== To be done ==
Pictures stay out of your copy, but everything else in the records below must be repeated exactly.

== Input data ==
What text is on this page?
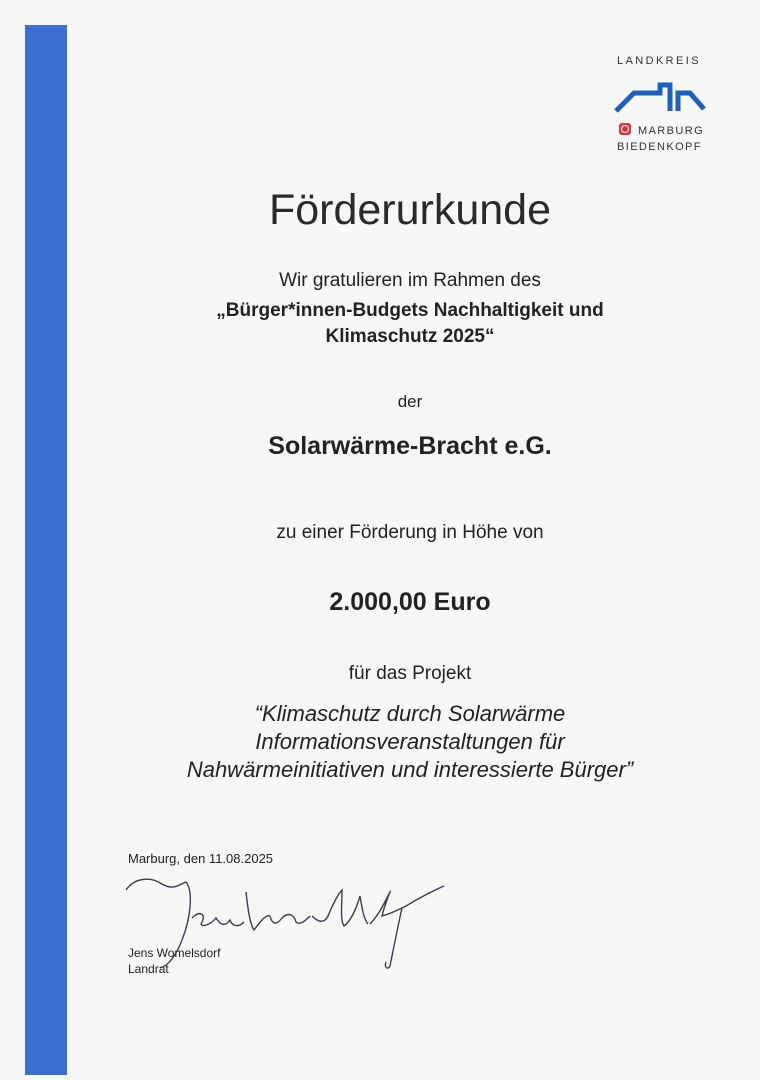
LANDKREIS
MARBURG
BIEDENKOPF
Förderurkunde
Wir gratulieren im Rahmen des
„Bürger*innen-Budgets Nachhaltigkeit und
Klimaschutz 2025“
der
Solarwärme-Bracht e.G.
zu einer Förderung in Höhe von
2.000,00 Euro
für das Projekt
“Klimaschutz durch Solarwärme
Informationsveranstaltungen für
Nahwärmeinitiativen und interessierte Bürger”
Marburg, den 11.08.2025
Jens Womelsdorf
Landrat
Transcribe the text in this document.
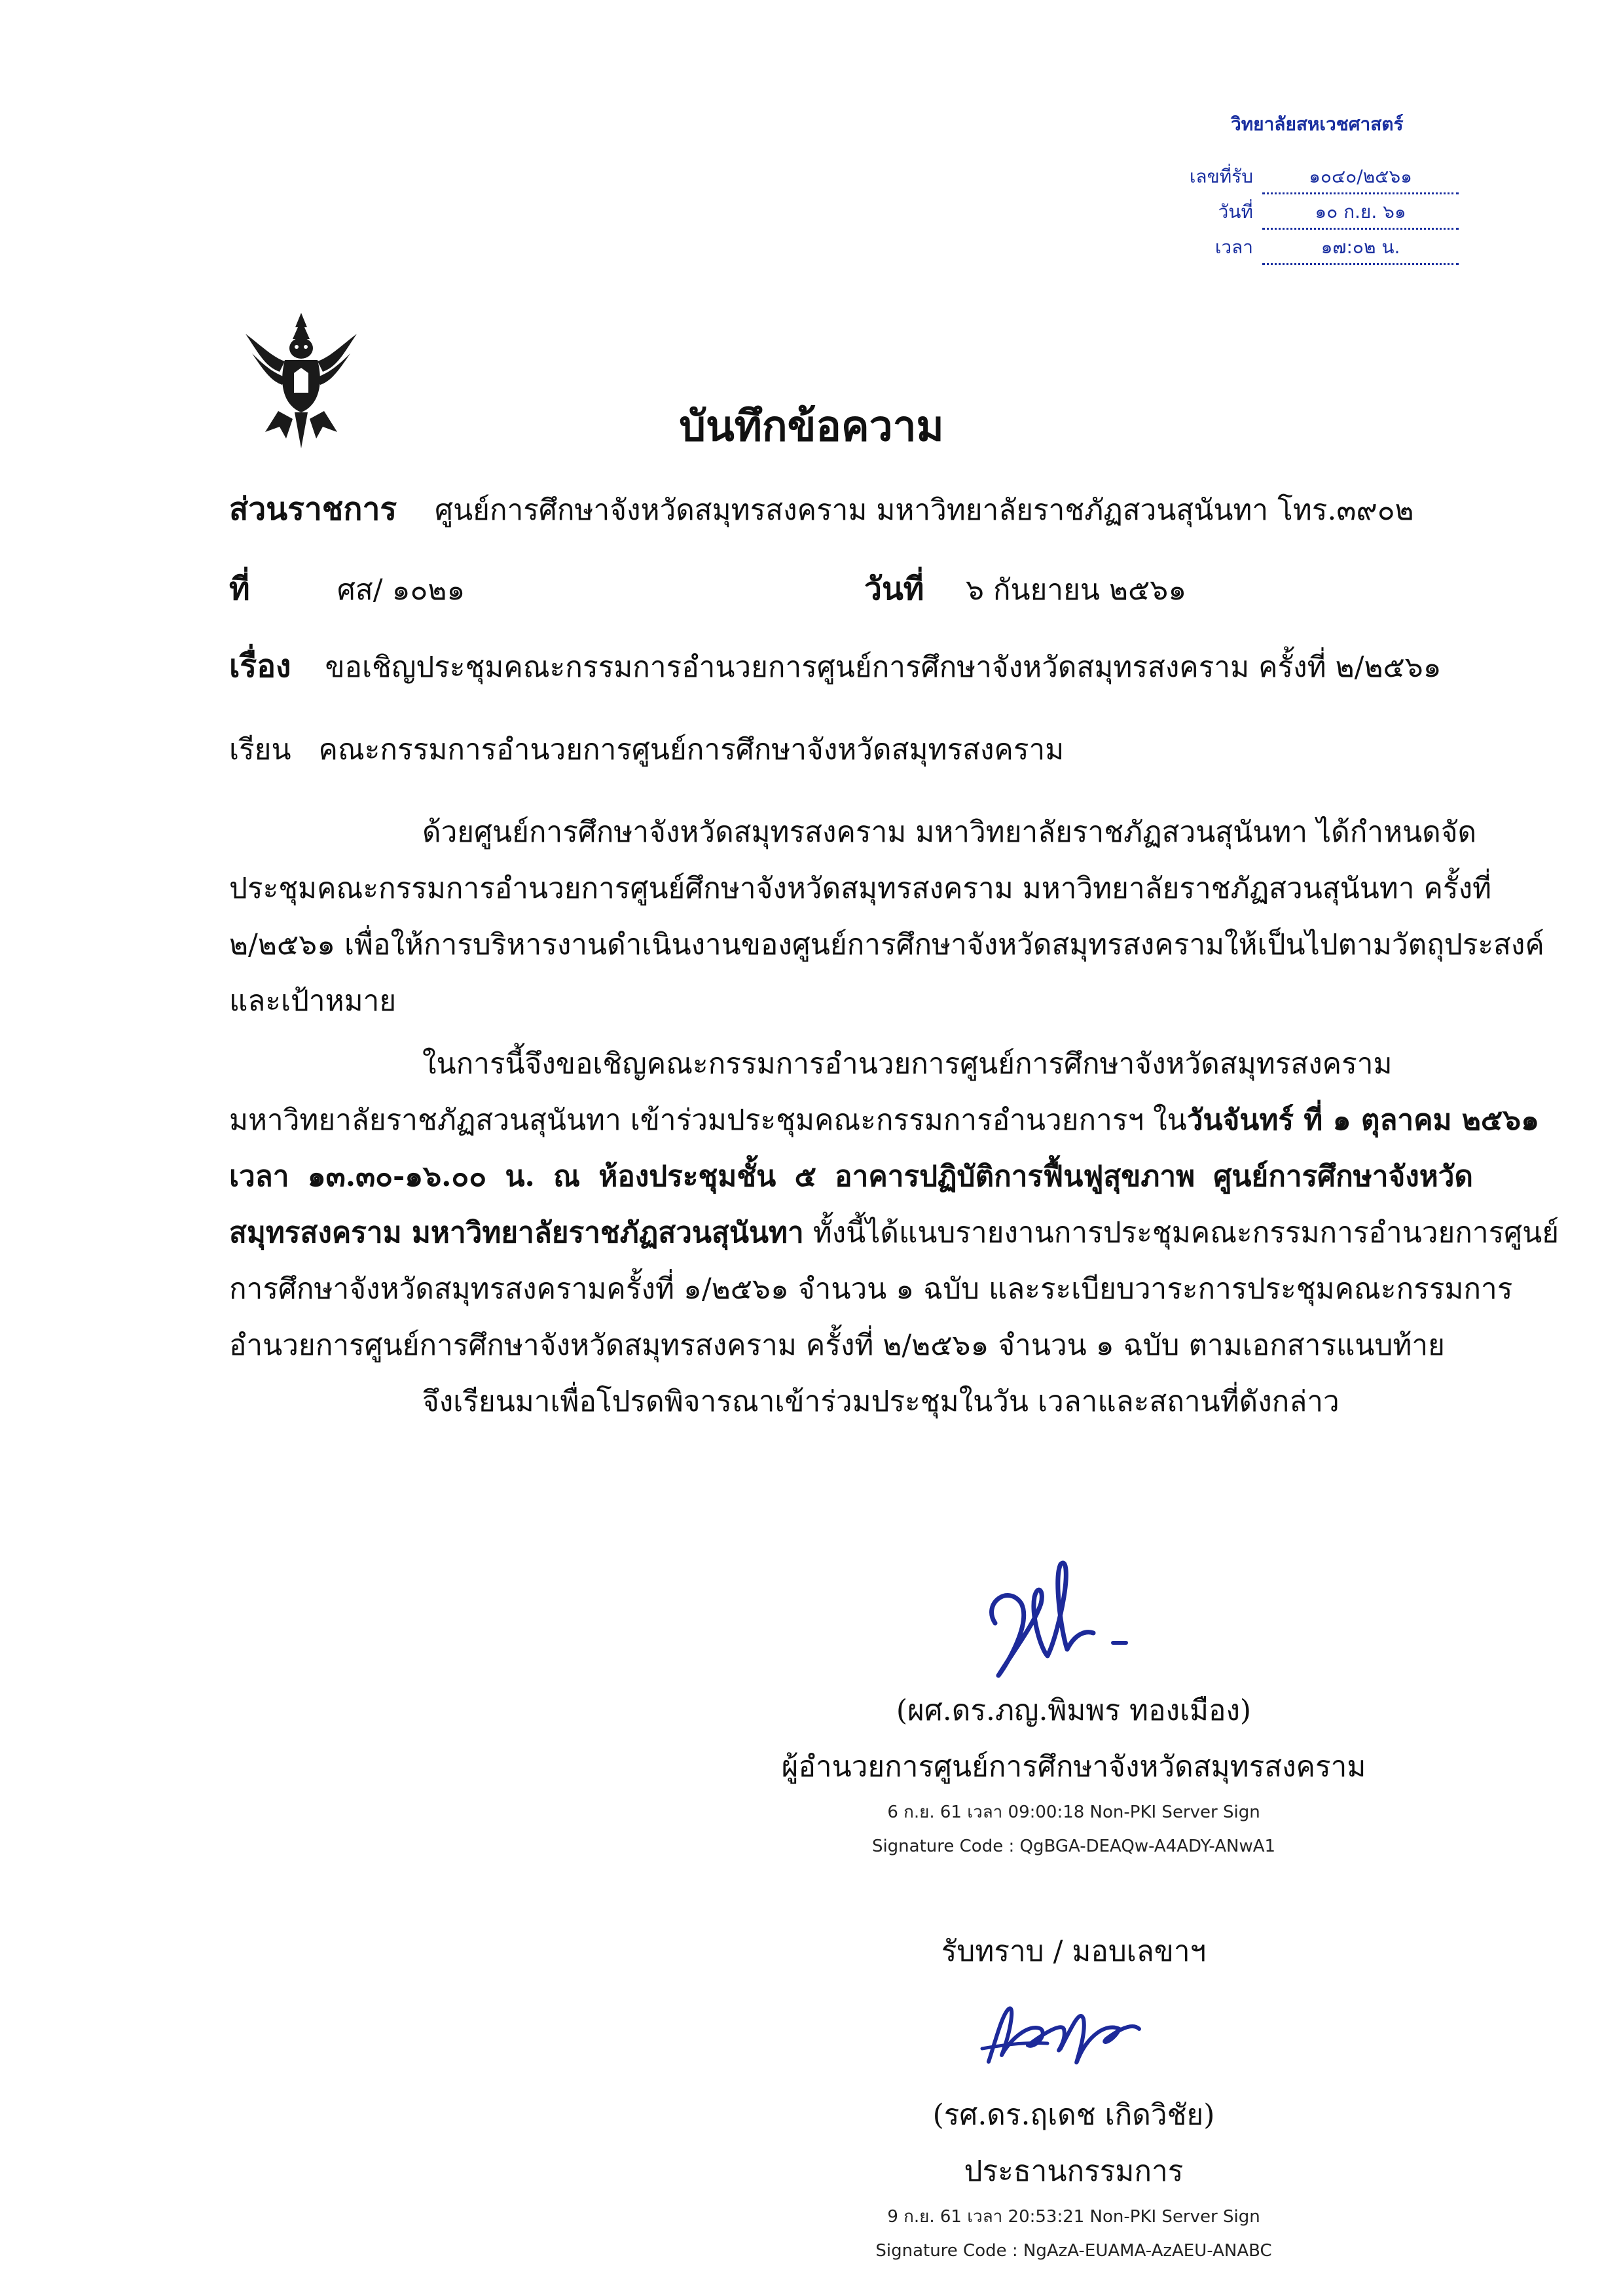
วิทยาลัยสหเวชศาสตร์
เลขที่รับ	๑๐๔๐/๒๕๖๑
วันที่	๑๐ ก.ย. ๖๑
เวลา	๑๗:๐๒ น.
บันทึกข้อความ
ส่วนราชการ ศูนย์การศึกษาจังหวัดสมุทรสงคราม มหาวิทยาลัยราชภัฏสวนสุนันทา โทร.๓๙๐๒
ที่	ศส/ ๑๐๒๑	วันที่ ๖ กันยายน ๒๕๖๑
เรื่อง ขอเชิญประชุมคณะกรรมการอำนวยการศูนย์การศึกษาจังหวัดสมุทรสงคราม ครั้งที่ ๒/๒๕๖๑
เรียน คณะกรรมการอำนวยการศูนย์การศึกษาจังหวัดสมุทรสงคราม
ด้วยศูนย์การศึกษาจังหวัดสมุทรสงคราม มหาวิทยาลัยราชภัฏสวนสุนันทา ได้กำหนดจัด
ประชุมคณะกรรมการอำนวยการศูนย์ศึกษาจังหวัดสมุทรสงคราม มหาวิทยาลัยราชภัฏสวนสุนันทา ครั้งที่
๒/๒๕๖๑ เพื่อให้การบริหารงานดำเนินงานของศูนย์การศึกษาจังหวัดสมุทรสงครามให้เป็นไปตามวัตถุประสงค์
และเป้าหมาย
ในการนี้จึงขอเชิญคณะกรรมการอำนวยการศูนย์การศึกษาจังหวัดสมุทรสงคราม
มหาวิทยาลัยราชภัฏสวนสุนันทา เข้าร่วมประชุมคณะกรรมการอำนวยการฯ ในวันจันทร์ ที่ ๑ ตุลาคม ๒๕๖๑
เวลา ๑๓.๓๐-๑๖.๐๐ น. ณ ห้องประชุมชั้น ๕ อาคารปฏิบัติการฟื้นฟูสุขภาพ ศูนย์การศึกษาจังหวัด
สมุทรสงคราม มหาวิทยาลัยราชภัฏสวนสุนันทา ทั้งนี้ได้แนบรายงานการประชุมคณะกรรมการอำนวยการศูนย์
การศึกษาจังหวัดสมุทรสงครามครั้งที่ ๑/๒๕๖๑ จำนวน ๑ ฉบับ และระเบียบวาระการประชุมคณะกรรมการ
อำนวยการศูนย์การศึกษาจังหวัดสมุทรสงคราม ครั้งที่ ๒/๒๕๖๑ จำนวน ๑ ฉบับ ตามเอกสารแนบท้าย
จึงเรียนมาเพื่อโปรดพิจารณาเข้าร่วมประชุมในวัน เวลาและสถานที่ดังกล่าว
(ผศ.ดร.ภญ.พิมพร ทองเมือง)
ผู้อำนวยการศูนย์การศึกษาจังหวัดสมุทรสงคราม
6 ก.ย. 61 เวลา 09:00:18 Non-PKI Server Sign
Signature Code : QgBGA-DEAQw-A4ADY-ANwA1
รับทราบ / มอบเลขาฯ
(รศ.ดร.ฤเดช เกิดวิชัย)
ประธานกรรมการ
9 ก.ย. 61 เวลา 20:53:21 Non-PKI Server Sign
Signature Code : NgAzA-EUAMA-AzAEU-ANABC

== Exercise solution ==
What text is on this page?
LANDKREIS
MARBURG
BIEDENKOPF
Förderurkunde
Wir gratulieren im Rahmen des
„Bürger*innen-Budgets Nachhaltigkeit und
Klimaschutz 2025“
der
Solarwärme-Bracht e.G.
zu einer Förderung in Höhe von
2.000,00 Euro
für das Projekt
“Klimaschutz durch Solarwärme
Informationsveranstaltungen für
Nahwärmeinitiativen und interessierte Bürger”
Marburg, den 11.08.2025
Jens Womelsdorf
Landrat
Transcribe the text in this document.
วิทยาลัยสหเวชศาสตร์
เลขที่รับ	๑๐๔๐/๒๕๖๑
วันที่	๑๐ ก.ย. ๖๑
เวลา	๑๗:๐๒ น.
บันทึกข้อความ
ส่วนราชการ ศูนย์การศึกษาจังหวัดสมุทรสงคราม มหาวิทยาลัยราชภัฏสวนสุนันทา โทร.๓๙๐๒
ที่	ศส/ ๑๐๒๑	วันที่ ๖ กันยายน ๒๕๖๑
เรื่อง ขอเชิญประชุมคณะกรรมการอำนวยการศูนย์การศึกษาจังหวัดสมุทรสงคราม ครั้งที่ ๒/๒๕๖๑
เรียน คณะกรรมการอำนวยการศูนย์การศึกษาจังหวัดสมุทรสงคราม
ด้วยศูนย์การศึกษาจังหวัดสมุทรสงคราม มหาวิทยาลัยราชภัฏสวนสุนันทา ได้กำหนดจัด
ประชุมคณะกรรมการอำนวยการศูนย์ศึกษาจังหวัดสมุทรสงคราม มหาวิทยาลัยราชภัฏสวนสุนันทา ครั้งที่
๒/๒๕๖๑ เพื่อให้การบริหารงานดำเนินงานของศูนย์การศึกษาจังหวัดสมุทรสงครามให้เป็นไปตามวัตถุประสงค์
และเป้าหมาย
ในการนี้จึงขอเชิญคณะกรรมการอำนวยการศูนย์การศึกษาจังหวัดสมุทรสงคราม
มหาวิทยาลัยราชภัฏสวนสุนันทา เข้าร่วมประชุมคณะกรรมการอำนวยการฯ ในวันจันทร์ ที่ ๑ ตุลาคม ๒๕๖๑
เวลา ๑๓.๓๐-๑๖.๐๐ น. ณ ห้องประชุมชั้น ๕ อาคารปฏิบัติการฟื้นฟูสุขภาพ ศูนย์การศึกษาจังหวัด
สมุทรสงคราม มหาวิทยาลัยราชภัฏสวนสุนันทา ทั้งนี้ได้แนบรายงานการประชุมคณะกรรมการอำนวยการศูนย์
การศึกษาจังหวัดสมุทรสงครามครั้งที่ ๑/๒๕๖๑ จำนวน ๑ ฉบับ และระเบียบวาระการประชุมคณะกรรมการ
อำนวยการศูนย์การศึกษาจังหวัดสมุทรสงคราม ครั้งที่ ๒/๒๕๖๑ จำนวน ๑ ฉบับ ตามเอกสารแนบท้าย
จึงเรียนมาเพื่อโปรดพิจารณาเข้าร่วมประชุมในวัน เวลาและสถานที่ดังกล่าว
(ผศ.ดร.ภญ.พิมพร ทองเมือง)
ผู้อำนวยการศูนย์การศึกษาจังหวัดสมุทรสงคราม
6 ก.ย. 61 เวลา 09:00:18 Non-PKI Server Sign
Signature Code : QgBGA-DEAQw-A4ADY-ANwA1
รับทราบ / มอบเลขาฯ
(รศ.ดร.ฤเดช เกิดวิชัย)
ประธานกรรมการ
9 ก.ย. 61 เวลา 20:53:21 Non-PKI Server Sign
Signature Code : NgAzA-EUAMA-AzAEU-ANABC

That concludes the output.